The effects of tariffs on the prices and availability of medicines in the American market, as well as on industry structure, are still uncertain. Under current provisions, it is not enough for European companies to have production sites in the US for their drugs to be exempt from the tariff; only drugs actually produced in the US will be exempt. Exemption can also be granted to products when the company has started to build a plant on American soil. Generic drugs and imported raw materials will not be subject to tariffs; the major producers of these are in India and China.

According to The New York Times, big corporations, which have the financial strength to invest in the US and the margins to negotiate significant price discounts with the administration, will in the end be largely spared. John Crowley, president of the Biotechnology Innovation Organization, which represents biotechnology companies and most of the large pharmaceutical firms, believes that the tariffs will hit small and mid-sized companies. Small brand-name drug manufacturers, who lack the billions of dollars to build new plants in the US and often rely on one or two niche products, will be penalised [“Trump’s Tariffs Would Spare Many Rich Drugmakers While Punishing Some Small Ones”, The New York Times, September 26th, 2025].

It is possible that one of the effects of Trump’s tariff policy will be a push towards industrial consolidation.

Between America and China

While the American market remains fundamental, Chinese innovative capacity exerts an ever-stronger attraction on Life Sciences multinationals. In the last five years, eleven of the largest Big Pharma companies have invested a total of $150 billion as part of agreements with Chinese companies [Nature, September 1st].

The case of the Anglo-Swedish company AstraZeneca serves as an example of the commitment of European biopharmaceutical companies to the world’s two main markets. The multinational, listed in London and Stockholm, with a turnover of $54 billion and about 94,000 employees in 2024, is the sixth largest pharmaceutical company worldwide. It is the result of the merger, which took place in 1999, between the Swedish company Astra and the UK’s Zeneca; the latter, as part of the break-up of the historic giant ICI (Imperial Chemical Industries), inherited its pharmaceutical activities in 1993.

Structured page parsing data
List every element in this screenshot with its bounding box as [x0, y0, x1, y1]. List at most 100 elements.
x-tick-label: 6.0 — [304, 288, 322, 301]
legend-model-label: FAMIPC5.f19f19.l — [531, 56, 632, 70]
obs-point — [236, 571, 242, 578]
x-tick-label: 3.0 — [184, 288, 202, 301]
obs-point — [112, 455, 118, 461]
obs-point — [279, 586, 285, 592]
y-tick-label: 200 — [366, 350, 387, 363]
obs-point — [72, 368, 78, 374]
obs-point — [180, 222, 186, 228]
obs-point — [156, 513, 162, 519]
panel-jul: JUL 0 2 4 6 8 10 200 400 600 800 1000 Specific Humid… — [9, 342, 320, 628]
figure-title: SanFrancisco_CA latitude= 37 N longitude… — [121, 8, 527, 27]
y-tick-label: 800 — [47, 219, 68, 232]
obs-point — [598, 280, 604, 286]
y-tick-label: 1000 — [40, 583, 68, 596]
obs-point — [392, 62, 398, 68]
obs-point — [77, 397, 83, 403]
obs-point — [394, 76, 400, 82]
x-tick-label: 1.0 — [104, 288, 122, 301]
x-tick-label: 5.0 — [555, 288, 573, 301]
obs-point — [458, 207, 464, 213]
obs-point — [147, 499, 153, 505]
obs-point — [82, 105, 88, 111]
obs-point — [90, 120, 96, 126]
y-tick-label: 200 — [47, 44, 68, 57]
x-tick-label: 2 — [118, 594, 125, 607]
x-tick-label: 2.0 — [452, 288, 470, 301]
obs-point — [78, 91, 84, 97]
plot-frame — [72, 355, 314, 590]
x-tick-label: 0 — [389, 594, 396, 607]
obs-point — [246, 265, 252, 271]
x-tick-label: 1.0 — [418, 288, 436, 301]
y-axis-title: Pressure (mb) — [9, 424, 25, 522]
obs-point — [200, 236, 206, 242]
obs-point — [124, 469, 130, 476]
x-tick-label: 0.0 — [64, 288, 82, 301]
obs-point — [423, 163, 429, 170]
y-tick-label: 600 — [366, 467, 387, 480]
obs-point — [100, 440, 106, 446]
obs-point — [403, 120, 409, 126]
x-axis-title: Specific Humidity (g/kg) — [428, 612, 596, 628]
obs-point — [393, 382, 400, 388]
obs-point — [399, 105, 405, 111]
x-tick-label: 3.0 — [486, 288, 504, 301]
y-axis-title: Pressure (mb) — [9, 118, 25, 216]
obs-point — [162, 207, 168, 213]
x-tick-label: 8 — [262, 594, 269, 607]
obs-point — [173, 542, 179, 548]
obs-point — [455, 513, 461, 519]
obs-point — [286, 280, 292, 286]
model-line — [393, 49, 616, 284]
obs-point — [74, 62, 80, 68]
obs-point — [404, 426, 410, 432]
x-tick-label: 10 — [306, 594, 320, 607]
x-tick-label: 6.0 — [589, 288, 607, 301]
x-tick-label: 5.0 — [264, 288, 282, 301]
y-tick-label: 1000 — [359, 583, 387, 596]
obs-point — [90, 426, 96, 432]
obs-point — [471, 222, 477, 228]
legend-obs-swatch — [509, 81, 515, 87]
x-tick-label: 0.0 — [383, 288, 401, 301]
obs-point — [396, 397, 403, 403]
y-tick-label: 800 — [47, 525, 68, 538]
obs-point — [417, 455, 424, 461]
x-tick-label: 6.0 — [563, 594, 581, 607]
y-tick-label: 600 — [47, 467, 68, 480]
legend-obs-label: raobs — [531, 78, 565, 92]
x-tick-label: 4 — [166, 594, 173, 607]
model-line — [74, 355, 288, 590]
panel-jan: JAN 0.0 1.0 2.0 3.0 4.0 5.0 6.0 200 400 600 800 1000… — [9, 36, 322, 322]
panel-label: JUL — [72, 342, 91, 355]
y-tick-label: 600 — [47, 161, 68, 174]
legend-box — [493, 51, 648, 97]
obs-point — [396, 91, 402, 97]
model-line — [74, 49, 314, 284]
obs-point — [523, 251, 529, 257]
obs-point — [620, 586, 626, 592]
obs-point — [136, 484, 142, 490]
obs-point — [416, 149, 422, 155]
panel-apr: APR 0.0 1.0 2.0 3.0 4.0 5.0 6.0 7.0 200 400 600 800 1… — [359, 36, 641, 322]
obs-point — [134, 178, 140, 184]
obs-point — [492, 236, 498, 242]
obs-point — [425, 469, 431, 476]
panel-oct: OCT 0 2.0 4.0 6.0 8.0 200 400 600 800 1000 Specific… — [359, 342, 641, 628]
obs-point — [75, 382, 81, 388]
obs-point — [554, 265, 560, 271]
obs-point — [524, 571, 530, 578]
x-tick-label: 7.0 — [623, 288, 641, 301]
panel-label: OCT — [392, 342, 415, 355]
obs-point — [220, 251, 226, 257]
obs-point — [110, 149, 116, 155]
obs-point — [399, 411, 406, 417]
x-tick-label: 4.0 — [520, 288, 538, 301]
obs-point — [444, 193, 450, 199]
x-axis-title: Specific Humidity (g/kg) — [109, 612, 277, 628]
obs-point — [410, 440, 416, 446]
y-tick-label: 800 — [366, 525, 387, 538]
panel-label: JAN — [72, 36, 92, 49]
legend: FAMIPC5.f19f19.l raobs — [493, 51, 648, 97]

§ **BRIEF A**
Answer these questions from the text on drug tariffs:
(i) Which two countries are named as the major producers of generic drugs and imported raw materials?
(ii) According to Nature, what total amount have eleven of the largest Big Pharma companies invested in agreements with Chinese companies over the last five years?
(iii) In what year did Astra and Zeneca merge?
§ **BRIEF B**
In the text on drug tariffs, condense the paragraph beginning "According to The New York Times" into a shorter version that keeps its main facts.
§ **BRIEF C**
Continue the text on drug tariffs, starting after its final sentence about AstraZeneca's origins.

§ **EXERCISE OUTPUT A**
(i) India and China
(ii) $150 billion
(iii) 1999

§ **EXERCISE OUTPUT B**
The New York Times reports that big corporations will be largely spared. They have the money to invest in the US and the margins to negotiate large price discounts with the administration. John Crowley, president of the Biotechnology Innovation Organization, expects the tariffs to hit small and mid-sized companies instead. Small brand-name drug manufacturers lack the billions needed to build US plants and often rely on one or two niche products, so they will be penalized.

§ **EXERCISE OUTPUT C**
At the end of July, the company announced its intention to invest $50 billion to boost pharmaceutical production and research over a period of five years. Chief Executive Pascal Soriot describes it as a historic investment, which justifies the ambition of earning $80 billion in turnover by 2030 [Financial Times, July 30th]. On November 12th last year, before the trade war broke out, the company had already announced the suspension of investments in the United Kingdom and an investment of $3.5 billion in production and R&D in the United States. A multi-billion-dollar investment — declared Soriot — that reflects the attractiveness of the business environment together with the quality of talent and innovation capabilities here in the United States [“AstraZeneca Invests $3.5 Billion in R&D and Manufacturing in the United States”, November 12th, 2024].

The company reports having seven sites in the US, covering production, marketing, and R&D, with around 18,000 employees, spread across twelve States. The US is AstraZeneca’s largest market, accounting for 42% of total revenue. The announced investments are intended for the construction of new production and R&D facilities and the expansion of existing ones, targeting a broad spectrum of pathologies, with particular focus on chronic and oncological conditions. For example, last May the company announced the opening of its new cell therapy production site in Maryland, where it has invested $300 million [Fierce Pharma, May 6th]. Investments announced at the end of July include the construction of a new plant in Virginia for the production of active pharmaceutical ingredients.

AstraZeneca is among the pharmaceutical multinationals that invested the most in China in 2025, signing strategic agreements with Chinese biotechnology companies for a potential value of over $10 billion.

In the current tariff dispute, it is not only — or even chiefly — goods that are at stake, but rather the export of capital.